[start of DATASET RECORDS]
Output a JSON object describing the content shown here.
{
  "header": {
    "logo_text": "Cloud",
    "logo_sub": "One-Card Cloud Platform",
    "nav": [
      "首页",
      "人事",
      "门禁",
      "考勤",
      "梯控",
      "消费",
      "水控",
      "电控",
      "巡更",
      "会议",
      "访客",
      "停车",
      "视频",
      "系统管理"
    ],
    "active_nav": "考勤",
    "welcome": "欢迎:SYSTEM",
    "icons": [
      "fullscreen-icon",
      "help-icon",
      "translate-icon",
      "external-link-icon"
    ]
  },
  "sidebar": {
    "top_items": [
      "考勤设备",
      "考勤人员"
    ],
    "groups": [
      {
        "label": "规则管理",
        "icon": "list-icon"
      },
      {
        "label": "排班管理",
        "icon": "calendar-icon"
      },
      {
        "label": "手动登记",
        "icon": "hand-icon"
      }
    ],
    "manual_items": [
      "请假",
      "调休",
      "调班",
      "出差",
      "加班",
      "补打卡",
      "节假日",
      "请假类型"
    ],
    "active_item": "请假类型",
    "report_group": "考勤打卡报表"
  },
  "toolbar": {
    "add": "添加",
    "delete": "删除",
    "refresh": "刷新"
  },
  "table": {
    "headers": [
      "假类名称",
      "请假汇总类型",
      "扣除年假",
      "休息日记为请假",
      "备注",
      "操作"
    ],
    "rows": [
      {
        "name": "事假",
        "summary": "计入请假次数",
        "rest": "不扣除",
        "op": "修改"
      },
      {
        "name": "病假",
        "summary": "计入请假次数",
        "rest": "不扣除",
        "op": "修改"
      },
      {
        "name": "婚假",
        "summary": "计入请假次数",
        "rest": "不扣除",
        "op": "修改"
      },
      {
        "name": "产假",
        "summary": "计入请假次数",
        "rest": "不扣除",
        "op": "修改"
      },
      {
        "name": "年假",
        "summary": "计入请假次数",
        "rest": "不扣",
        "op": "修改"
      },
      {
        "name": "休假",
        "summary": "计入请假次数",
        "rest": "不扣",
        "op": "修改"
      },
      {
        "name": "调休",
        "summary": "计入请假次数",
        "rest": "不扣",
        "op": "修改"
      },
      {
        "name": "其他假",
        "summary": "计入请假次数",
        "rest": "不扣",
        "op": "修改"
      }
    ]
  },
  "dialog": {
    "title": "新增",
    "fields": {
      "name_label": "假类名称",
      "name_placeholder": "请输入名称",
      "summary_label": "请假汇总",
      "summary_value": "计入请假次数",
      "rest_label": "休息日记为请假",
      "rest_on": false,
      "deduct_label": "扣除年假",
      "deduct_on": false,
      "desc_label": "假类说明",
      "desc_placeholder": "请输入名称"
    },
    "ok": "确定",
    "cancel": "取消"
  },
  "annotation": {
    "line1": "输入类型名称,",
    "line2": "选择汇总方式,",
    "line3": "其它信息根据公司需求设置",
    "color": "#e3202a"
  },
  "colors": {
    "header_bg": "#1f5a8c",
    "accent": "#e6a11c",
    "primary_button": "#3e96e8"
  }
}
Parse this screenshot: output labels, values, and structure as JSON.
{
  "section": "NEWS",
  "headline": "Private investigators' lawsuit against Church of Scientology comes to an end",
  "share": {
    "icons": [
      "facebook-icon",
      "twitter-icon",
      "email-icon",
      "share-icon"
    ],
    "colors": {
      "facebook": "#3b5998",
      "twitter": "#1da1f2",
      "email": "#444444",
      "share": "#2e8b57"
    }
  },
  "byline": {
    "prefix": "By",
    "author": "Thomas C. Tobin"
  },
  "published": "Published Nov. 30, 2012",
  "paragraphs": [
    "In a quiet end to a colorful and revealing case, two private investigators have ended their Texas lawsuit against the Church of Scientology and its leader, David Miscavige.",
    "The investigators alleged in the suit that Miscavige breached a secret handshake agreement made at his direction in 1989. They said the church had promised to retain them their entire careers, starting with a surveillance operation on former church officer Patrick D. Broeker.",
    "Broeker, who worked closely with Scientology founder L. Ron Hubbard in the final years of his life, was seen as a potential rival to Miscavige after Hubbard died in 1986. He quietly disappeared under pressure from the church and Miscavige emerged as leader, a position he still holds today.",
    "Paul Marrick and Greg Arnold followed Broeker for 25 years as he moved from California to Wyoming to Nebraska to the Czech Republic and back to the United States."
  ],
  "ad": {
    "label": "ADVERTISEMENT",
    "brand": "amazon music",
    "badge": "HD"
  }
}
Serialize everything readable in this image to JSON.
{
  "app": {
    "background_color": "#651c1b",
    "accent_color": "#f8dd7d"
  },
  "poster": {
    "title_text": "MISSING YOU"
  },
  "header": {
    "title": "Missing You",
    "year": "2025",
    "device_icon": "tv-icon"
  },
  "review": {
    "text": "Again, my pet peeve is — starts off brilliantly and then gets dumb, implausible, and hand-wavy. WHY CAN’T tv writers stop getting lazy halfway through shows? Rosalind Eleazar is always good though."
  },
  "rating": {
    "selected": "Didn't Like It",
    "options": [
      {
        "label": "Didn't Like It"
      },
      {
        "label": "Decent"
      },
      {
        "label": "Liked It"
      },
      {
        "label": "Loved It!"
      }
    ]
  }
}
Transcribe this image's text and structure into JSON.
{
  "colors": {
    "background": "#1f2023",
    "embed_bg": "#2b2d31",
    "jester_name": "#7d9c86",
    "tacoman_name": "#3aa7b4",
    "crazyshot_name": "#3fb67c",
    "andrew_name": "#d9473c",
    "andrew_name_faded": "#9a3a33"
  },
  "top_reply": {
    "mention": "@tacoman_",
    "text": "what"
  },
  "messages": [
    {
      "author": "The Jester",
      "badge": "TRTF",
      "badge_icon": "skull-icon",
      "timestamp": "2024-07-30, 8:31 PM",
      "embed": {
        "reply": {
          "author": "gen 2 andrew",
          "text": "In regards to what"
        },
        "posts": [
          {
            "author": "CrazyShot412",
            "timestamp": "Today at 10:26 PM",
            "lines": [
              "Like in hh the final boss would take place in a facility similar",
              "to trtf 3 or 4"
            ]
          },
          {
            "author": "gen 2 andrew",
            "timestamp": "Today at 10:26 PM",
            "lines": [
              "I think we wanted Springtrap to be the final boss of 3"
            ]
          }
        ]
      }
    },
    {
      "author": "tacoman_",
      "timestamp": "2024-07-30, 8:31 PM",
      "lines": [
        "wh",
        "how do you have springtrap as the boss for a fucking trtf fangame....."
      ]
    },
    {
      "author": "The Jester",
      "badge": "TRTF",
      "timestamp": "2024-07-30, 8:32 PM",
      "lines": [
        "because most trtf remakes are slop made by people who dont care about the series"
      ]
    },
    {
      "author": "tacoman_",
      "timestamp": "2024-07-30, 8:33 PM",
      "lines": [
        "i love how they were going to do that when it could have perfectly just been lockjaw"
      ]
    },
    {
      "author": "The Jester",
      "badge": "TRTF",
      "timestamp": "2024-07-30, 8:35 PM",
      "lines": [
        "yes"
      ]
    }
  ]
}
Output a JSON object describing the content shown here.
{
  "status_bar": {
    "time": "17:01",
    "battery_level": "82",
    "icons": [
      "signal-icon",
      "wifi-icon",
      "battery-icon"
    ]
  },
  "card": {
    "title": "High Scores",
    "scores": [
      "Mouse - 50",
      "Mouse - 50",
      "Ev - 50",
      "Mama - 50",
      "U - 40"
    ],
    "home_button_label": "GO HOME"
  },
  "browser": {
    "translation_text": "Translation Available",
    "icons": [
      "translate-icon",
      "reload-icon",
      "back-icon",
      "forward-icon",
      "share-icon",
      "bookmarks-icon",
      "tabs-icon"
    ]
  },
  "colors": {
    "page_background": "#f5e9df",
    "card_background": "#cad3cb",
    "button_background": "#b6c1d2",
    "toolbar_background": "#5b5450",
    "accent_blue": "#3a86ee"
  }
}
[end of DATASET RECORDS]
= PROMPT =
Write down every line of the data above that includes the string "this".

= THE ANSWER =
Parse this screenshot: output labels, values, and structure as JSON.
Serialize everything readable in this image to JSON.
Transcribe this image's text and structure into JSON.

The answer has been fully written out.